━━ RECORDED DATA

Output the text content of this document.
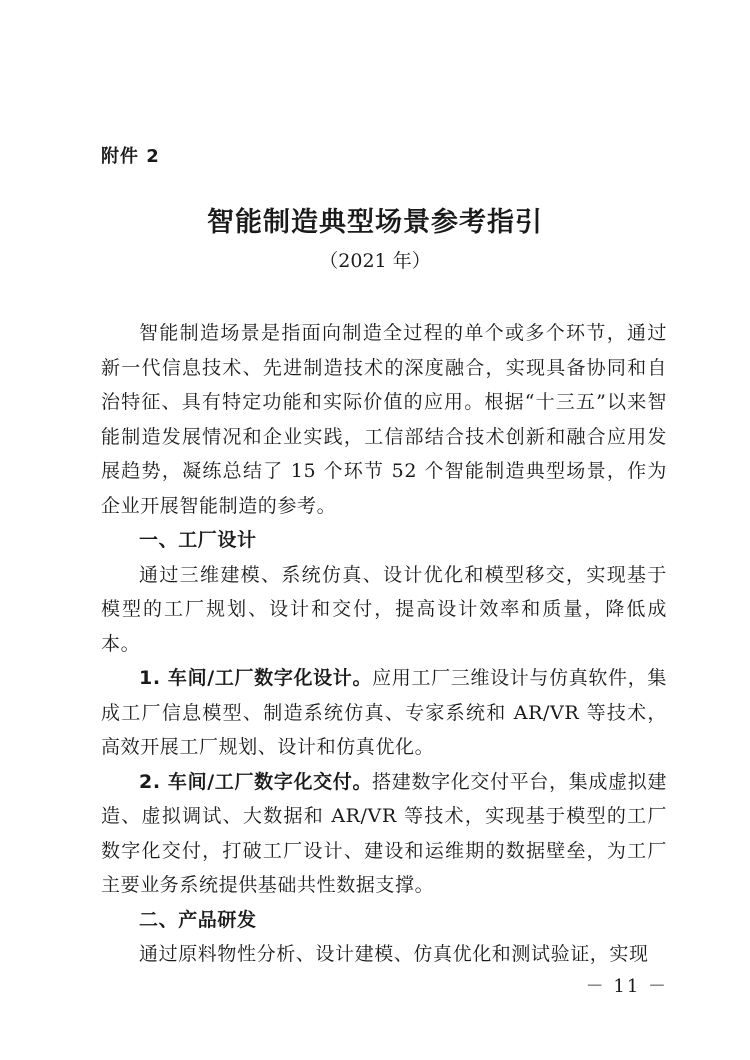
附件 2
智能制造典型场景参考指引
（2021 年）

智能制造场景是指面向制造全过程的单个或多个环节，通过新一代信息技术、先进制造技术的深度融合，实现具备协同和自治特征、具有特定功能和实际价值的应用。根据“十三五”以来智能制造发展情况和企业实践，工信部结合技术创新和融合应用发展趋势，凝练总结了 15 个环节 52 个智能制造典型场景，作为企业开展智能制造的参考。

一、工厂设计

通过三维建模、系统仿真、设计优化和模型移交，实现基于模型的工厂规划、设计和交付，提高设计效率和质量，降低成本。

1. 车间/工厂数字化设计。应用工厂三维设计与仿真软件，集成工厂信息模型、制造系统仿真、专家系统和 AR/VR 等技术，高效开展工厂规划、设计和仿真优化。

2. 车间/工厂数字化交付。搭建数字化交付平台，集成虚拟建造、虚拟调试、大数据和 AR/VR 等技术，实现基于模型的工厂数字化交付，打破工厂设计、建设和运维期的数据壁垒，为工厂主要业务系统提供基础共性数据支撑。

二、产品研发

通过原料物性分析、设计建模、仿真优化和测试验证，实现

－ 11 －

━━━━

### DIRECTIVE
Copy out all of the material exactly as written, without its pictures.

### REPLY
Output the text content of this document.
附件 2
智能制造典型场景参考指引
（2021 年）

智能制造场景是指面向制造全过程的单个或多个环节，通过新一代信息技术、先进制造技术的深度融合，实现具备协同和自治特征、具有特定功能和实际价值的应用。根据“十三五”以来智能制造发展情况和企业实践，工信部结合技术创新和融合应用发展趋势，凝练总结了 15 个环节 52 个智能制造典型场景，作为企业开展智能制造的参考。

一、工厂设计

通过三维建模、系统仿真、设计优化和模型移交，实现基于模型的工厂规划、设计和交付，提高设计效率和质量，降低成本。

1. 车间/工厂数字化设计。应用工厂三维设计与仿真软件，集成工厂信息模型、制造系统仿真、专家系统和 AR/VR 等技术，高效开展工厂规划、设计和仿真优化。

2. 车间/工厂数字化交付。搭建数字化交付平台，集成虚拟建造、虚拟调试、大数据和 AR/VR 等技术，实现基于模型的工厂数字化交付，打破工厂设计、建设和运维期的数据壁垒，为工厂主要业务系统提供基础共性数据支撑。

二、产品研发

通过原料物性分析、设计建模、仿真优化和测试验证，实现

－ 11 －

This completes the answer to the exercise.